= Objective =
Transcribe the entries that follow exactly as they appear, minus pictures.

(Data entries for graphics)
• • • •

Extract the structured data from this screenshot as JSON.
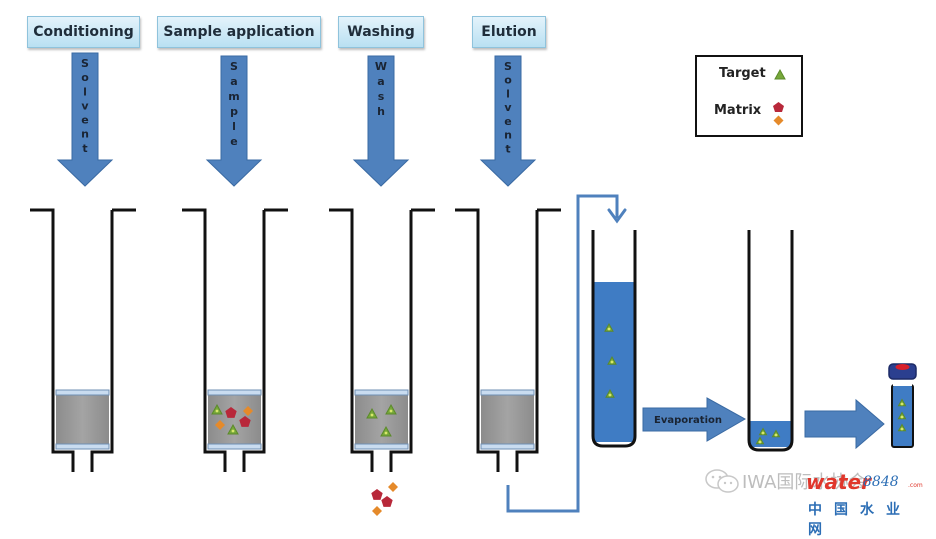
{
  "stages": [
    {
      "label": "Conditioning",
      "arrow_text": "Solvent"
    },
    {
      "label": "Sample application",
      "arrow_text": "Sample"
    },
    {
      "label": "Washing",
      "arrow_text": "Wash"
    },
    {
      "label": "Elution",
      "arrow_text": "Solvent"
    }
  ],
  "legend": {
    "target_label": "Target",
    "matrix_label": "Matrix"
  },
  "process_arrows": {
    "evaporation_label": "Evaporation"
  },
  "colors": {
    "arrow_blue": "#4f81bd",
    "liquid_blue": "#3f7cc4",
    "packing_gray": "#9a9a9a",
    "frit_blue": "#c9dcf0",
    "target_green": "#77a83a",
    "matrix_red": "#b8283a",
    "matrix_orange": "#e58a2a",
    "vial_cap_blue": "#2b3f8f",
    "vial_septum_red": "#d8202a"
  },
  "watermark": {
    "text": "IWA国际水协会",
    "brand": "water",
    "brand_num": "8848",
    "brand_tld": ".com",
    "brand_cn": "中国水业网"
  }
}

• • • •

= Exercise response =
Extract the structured data from this screenshot as JSON.
{
  "stages": [
    {
      "label": "Conditioning",
      "arrow_text": "Solvent"
    },
    {
      "label": "Sample application",
      "arrow_text": "Sample"
    },
    {
      "label": "Washing",
      "arrow_text": "Wash"
    },
    {
      "label": "Elution",
      "arrow_text": "Solvent"
    }
  ],
  "legend": {
    "target_label": "Target",
    "matrix_label": "Matrix"
  },
  "process_arrows": {
    "evaporation_label": "Evaporation"
  },
  "colors": {
    "arrow_blue": "#4f81bd",
    "liquid_blue": "#3f7cc4",
    "packing_gray": "#9a9a9a",
    "frit_blue": "#c9dcf0",
    "target_green": "#77a83a",
    "matrix_red": "#b8283a",
    "matrix_orange": "#e58a2a",
    "vial_cap_blue": "#2b3f8f",
    "vial_septum_red": "#d8202a"
  },
  "watermark": {
    "text": "IWA国际水协会",
    "brand": "water",
    "brand_num": "8848",
    "brand_tld": ".com",
    "brand_cn": "中国水业网"
  }
}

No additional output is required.